* Listed entries *
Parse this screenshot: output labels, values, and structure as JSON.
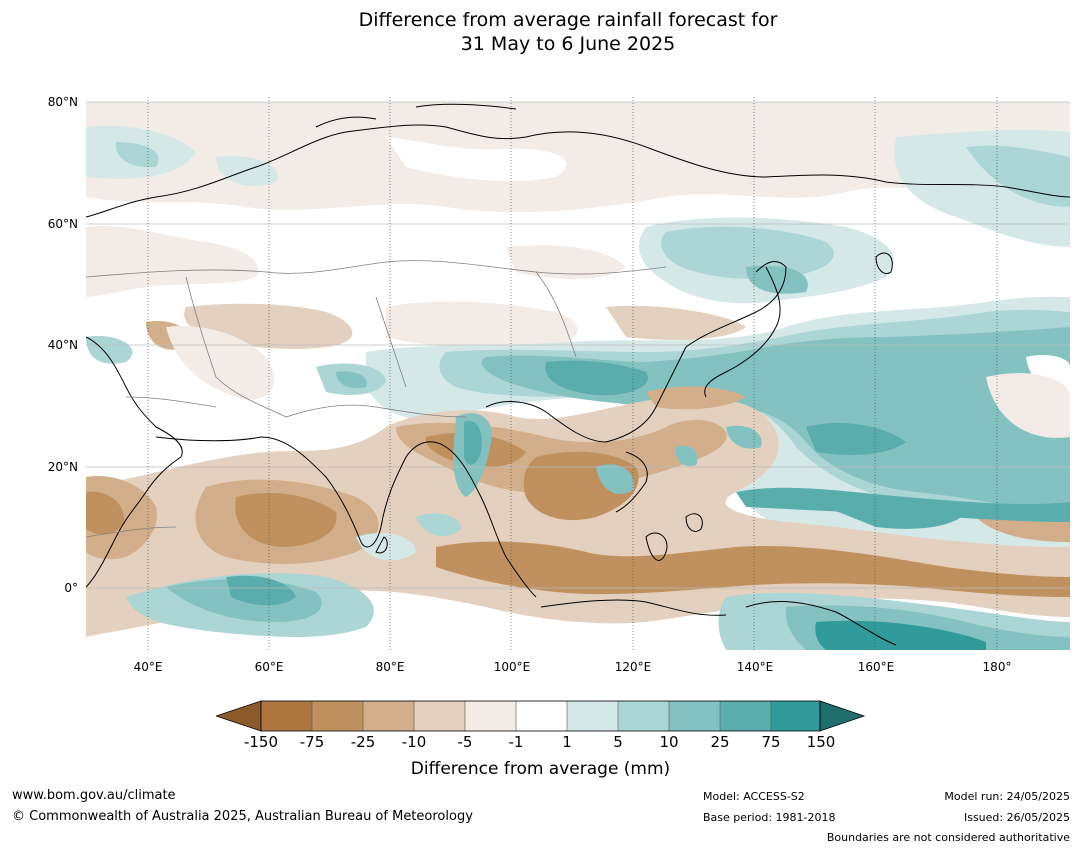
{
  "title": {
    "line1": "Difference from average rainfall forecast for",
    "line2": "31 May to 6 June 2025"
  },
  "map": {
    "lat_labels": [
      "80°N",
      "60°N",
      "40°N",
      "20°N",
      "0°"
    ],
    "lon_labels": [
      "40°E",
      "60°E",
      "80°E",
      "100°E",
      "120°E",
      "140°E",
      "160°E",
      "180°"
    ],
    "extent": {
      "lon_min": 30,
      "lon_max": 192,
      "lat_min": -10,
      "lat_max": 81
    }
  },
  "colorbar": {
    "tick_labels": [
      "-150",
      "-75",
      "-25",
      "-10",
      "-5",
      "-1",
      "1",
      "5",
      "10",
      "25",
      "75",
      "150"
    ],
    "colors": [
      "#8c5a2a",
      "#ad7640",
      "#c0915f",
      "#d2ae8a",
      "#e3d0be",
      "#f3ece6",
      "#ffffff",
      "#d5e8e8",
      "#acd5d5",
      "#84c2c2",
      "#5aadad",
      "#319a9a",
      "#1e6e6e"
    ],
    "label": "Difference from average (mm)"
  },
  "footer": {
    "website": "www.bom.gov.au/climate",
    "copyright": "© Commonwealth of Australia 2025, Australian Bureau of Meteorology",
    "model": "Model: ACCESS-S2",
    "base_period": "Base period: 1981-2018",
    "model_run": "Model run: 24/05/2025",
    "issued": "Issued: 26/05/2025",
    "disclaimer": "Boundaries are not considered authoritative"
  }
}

* Instructions for the task *
Reproduce the records verbatim, omitting all images they contain.

* Finished task *
Parse this screenshot: output labels, values, and structure as JSON.
{
  "title": {
    "line1": "Difference from average rainfall forecast for",
    "line2": "31 May to 6 June 2025"
  },
  "map": {
    "lat_labels": [
      "80°N",
      "60°N",
      "40°N",
      "20°N",
      "0°"
    ],
    "lon_labels": [
      "40°E",
      "60°E",
      "80°E",
      "100°E",
      "120°E",
      "140°E",
      "160°E",
      "180°"
    ],
    "extent": {
      "lon_min": 30,
      "lon_max": 192,
      "lat_min": -10,
      "lat_max": 81
    }
  },
  "colorbar": {
    "tick_labels": [
      "-150",
      "-75",
      "-25",
      "-10",
      "-5",
      "-1",
      "1",
      "5",
      "10",
      "25",
      "75",
      "150"
    ],
    "colors": [
      "#8c5a2a",
      "#ad7640",
      "#c0915f",
      "#d2ae8a",
      "#e3d0be",
      "#f3ece6",
      "#ffffff",
      "#d5e8e8",
      "#acd5d5",
      "#84c2c2",
      "#5aadad",
      "#319a9a",
      "#1e6e6e"
    ],
    "label": "Difference from average (mm)"
  },
  "footer": {
    "website": "www.bom.gov.au/climate",
    "copyright": "© Commonwealth of Australia 2025, Australian Bureau of Meteorology",
    "model": "Model: ACCESS-S2",
    "base_period": "Base period: 1981-2018",
    "model_run": "Model run: 24/05/2025",
    "issued": "Issued: 26/05/2025",
    "disclaimer": "Boundaries are not considered authoritative"
  }
}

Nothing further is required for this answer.